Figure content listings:
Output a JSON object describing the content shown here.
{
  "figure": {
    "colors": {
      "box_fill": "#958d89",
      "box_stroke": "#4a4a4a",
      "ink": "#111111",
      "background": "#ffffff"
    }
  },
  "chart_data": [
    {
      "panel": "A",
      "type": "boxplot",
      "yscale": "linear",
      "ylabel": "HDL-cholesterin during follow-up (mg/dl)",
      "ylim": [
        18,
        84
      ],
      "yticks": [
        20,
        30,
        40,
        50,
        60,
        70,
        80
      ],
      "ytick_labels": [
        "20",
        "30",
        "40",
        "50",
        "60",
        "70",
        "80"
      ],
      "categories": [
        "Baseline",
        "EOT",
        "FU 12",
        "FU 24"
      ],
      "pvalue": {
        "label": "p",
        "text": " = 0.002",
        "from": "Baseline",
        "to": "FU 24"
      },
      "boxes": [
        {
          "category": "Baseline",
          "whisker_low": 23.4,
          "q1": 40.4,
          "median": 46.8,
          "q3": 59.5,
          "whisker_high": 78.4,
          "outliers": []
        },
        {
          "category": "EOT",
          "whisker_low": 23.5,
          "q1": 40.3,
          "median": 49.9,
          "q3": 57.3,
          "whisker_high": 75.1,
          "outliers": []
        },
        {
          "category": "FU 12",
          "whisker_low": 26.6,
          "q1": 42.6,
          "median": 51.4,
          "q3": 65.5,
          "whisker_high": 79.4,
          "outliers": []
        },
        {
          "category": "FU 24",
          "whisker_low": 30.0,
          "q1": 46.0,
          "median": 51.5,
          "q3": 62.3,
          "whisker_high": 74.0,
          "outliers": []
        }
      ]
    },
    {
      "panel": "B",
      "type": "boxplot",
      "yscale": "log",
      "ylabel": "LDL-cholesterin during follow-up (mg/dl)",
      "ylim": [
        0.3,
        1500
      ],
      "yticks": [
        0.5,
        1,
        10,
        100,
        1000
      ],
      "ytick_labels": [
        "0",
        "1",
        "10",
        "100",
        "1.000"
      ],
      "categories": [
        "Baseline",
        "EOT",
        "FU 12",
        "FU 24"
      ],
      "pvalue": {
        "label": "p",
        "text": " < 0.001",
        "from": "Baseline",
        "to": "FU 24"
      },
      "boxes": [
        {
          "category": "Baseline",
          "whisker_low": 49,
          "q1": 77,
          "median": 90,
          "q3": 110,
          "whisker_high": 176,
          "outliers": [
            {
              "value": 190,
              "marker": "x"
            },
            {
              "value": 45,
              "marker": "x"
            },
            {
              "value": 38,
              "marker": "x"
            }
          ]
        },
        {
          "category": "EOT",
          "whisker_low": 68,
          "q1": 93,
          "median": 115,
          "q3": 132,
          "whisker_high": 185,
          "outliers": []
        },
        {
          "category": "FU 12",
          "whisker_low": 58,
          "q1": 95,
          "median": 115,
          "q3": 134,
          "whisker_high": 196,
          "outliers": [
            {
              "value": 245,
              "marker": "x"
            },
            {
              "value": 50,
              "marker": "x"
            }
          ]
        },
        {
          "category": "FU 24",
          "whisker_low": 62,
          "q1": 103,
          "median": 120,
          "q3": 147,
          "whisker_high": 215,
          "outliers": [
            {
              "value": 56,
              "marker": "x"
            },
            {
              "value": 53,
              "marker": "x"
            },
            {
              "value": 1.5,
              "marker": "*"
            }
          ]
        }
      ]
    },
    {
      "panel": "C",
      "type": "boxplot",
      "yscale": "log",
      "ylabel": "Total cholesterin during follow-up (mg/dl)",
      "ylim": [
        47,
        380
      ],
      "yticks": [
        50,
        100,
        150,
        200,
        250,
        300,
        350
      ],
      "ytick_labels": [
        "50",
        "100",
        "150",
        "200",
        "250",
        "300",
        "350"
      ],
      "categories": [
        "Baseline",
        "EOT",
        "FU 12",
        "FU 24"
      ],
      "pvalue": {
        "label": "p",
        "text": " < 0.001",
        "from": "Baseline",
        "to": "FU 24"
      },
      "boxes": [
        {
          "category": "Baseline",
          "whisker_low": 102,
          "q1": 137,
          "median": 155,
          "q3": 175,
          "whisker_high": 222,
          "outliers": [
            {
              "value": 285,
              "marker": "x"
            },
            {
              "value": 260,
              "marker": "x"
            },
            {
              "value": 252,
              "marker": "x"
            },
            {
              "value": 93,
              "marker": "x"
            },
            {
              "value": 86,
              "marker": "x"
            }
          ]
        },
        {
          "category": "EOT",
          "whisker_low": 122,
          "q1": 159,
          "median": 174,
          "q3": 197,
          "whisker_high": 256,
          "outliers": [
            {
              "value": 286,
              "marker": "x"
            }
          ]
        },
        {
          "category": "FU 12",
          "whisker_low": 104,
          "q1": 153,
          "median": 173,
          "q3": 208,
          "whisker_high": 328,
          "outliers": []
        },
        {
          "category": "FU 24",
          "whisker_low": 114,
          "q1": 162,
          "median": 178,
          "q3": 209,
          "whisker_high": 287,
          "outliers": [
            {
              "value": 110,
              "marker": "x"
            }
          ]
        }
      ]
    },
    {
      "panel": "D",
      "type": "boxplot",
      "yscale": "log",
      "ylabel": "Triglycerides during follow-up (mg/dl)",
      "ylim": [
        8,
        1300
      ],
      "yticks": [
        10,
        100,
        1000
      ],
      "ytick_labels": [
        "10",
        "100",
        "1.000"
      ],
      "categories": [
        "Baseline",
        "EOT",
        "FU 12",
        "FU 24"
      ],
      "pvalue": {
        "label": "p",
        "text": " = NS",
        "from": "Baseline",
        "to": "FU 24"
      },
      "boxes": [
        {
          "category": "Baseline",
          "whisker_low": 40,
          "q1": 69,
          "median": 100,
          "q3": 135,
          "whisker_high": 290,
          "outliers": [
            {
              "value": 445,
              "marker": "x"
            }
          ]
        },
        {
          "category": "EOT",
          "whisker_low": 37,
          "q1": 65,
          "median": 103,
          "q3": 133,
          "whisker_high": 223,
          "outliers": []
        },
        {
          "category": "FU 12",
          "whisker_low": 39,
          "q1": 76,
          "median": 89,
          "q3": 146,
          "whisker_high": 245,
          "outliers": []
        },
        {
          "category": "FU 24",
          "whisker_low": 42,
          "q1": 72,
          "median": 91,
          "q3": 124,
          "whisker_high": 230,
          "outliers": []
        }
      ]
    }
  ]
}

**Your instructions:**
Find the string "follow" in the records, then copy each line where it occurs.

**Answer in full:**
      "ylabel": "HDL-cholesterin during follow-up (mg/dl)",
      "ylabel": "LDL-cholesterin during follow-up (mg/dl)",
      "ylabel": "Total cholesterin during follow-up (mg/dl)",
      "ylabel": "Triglycerides during follow-up (mg/dl)",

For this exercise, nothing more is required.